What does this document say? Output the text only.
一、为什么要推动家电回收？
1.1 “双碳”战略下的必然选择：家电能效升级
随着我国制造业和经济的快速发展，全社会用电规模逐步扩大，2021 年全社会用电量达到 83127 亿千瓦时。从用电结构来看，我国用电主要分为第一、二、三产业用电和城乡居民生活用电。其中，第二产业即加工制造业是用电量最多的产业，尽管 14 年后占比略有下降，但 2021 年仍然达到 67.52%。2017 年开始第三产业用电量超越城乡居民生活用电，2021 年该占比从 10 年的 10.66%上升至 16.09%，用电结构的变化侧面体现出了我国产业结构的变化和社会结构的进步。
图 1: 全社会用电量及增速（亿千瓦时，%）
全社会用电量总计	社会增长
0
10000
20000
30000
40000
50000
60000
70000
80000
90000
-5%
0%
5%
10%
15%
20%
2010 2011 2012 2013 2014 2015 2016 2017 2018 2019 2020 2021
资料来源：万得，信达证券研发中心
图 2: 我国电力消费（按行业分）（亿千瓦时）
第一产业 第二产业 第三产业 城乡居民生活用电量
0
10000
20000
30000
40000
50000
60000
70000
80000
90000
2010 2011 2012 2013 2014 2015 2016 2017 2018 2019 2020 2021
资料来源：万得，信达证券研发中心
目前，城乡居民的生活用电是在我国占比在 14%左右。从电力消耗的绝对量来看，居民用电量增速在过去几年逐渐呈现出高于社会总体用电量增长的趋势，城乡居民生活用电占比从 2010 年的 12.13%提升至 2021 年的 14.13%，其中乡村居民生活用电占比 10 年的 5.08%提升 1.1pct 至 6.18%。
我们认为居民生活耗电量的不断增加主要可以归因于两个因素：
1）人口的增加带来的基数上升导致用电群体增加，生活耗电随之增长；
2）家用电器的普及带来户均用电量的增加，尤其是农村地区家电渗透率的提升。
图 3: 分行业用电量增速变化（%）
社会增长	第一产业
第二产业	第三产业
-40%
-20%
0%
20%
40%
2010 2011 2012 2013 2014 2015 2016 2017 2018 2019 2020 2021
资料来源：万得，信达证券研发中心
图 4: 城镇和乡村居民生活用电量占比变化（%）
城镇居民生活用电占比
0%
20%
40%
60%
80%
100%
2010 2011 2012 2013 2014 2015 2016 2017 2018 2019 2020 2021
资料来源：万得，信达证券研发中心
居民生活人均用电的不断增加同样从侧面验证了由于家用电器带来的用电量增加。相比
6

····················

WHAT YOU ARE ASKED TO DO =>
Return every record, word for word.

SOLUTION BELOW =>
What does this document say? Output the text only.
一、为什么要推动家电回收？
1.1 “双碳”战略下的必然选择：家电能效升级
随着我国制造业和经济的快速发展，全社会用电规模逐步扩大，2021 年全社会用电量达到 83127 亿千瓦时。从用电结构来看，我国用电主要分为第一、二、三产业用电和城乡居民生活用电。其中，第二产业即加工制造业是用电量最多的产业，尽管 14 年后占比略有下降，但 2021 年仍然达到 67.52%。2017 年开始第三产业用电量超越城乡居民生活用电，2021 年该占比从 10 年的 10.66%上升至 16.09%，用电结构的变化侧面体现出了我国产业结构的变化和社会结构的进步。
图 1: 全社会用电量及增速（亿千瓦时，%）
全社会用电量总计	社会增长
0
10000
20000
30000
40000
50000
60000
70000
80000
90000
-5%
0%
5%
10%
15%
20%
2010 2011 2012 2013 2014 2015 2016 2017 2018 2019 2020 2021
资料来源：万得，信达证券研发中心
图 2: 我国电力消费（按行业分）（亿千瓦时）
第一产业 第二产业 第三产业 城乡居民生活用电量
0
10000
20000
30000
40000
50000
60000
70000
80000
90000
2010 2011 2012 2013 2014 2015 2016 2017 2018 2019 2020 2021
资料来源：万得，信达证券研发中心
目前，城乡居民的生活用电是在我国占比在 14%左右。从电力消耗的绝对量来看，居民用电量增速在过去几年逐渐呈现出高于社会总体用电量增长的趋势，城乡居民生活用电占比从 2010 年的 12.13%提升至 2021 年的 14.13%，其中乡村居民生活用电占比 10 年的 5.08%提升 1.1pct 至 6.18%。
我们认为居民生活耗电量的不断增加主要可以归因于两个因素：
1）人口的增加带来的基数上升导致用电群体增加，生活耗电随之增长；
2）家用电器的普及带来户均用电量的增加，尤其是农村地区家电渗透率的提升。
图 3: 分行业用电量增速变化（%）
社会增长	第一产业
第二产业	第三产业
-40%
-20%
0%
20%
40%
2010 2011 2012 2013 2014 2015 2016 2017 2018 2019 2020 2021
资料来源：万得，信达证券研发中心
图 4: 城镇和乡村居民生活用电量占比变化（%）
城镇居民生活用电占比
0%
20%
40%
60%
80%
100%
2010 2011 2012 2013 2014 2015 2016 2017 2018 2019 2020 2021
资料来源：万得，信达证券研发中心
居民生活人均用电的不断增加同样从侧面验证了由于家用电器带来的用电量增加。相比
6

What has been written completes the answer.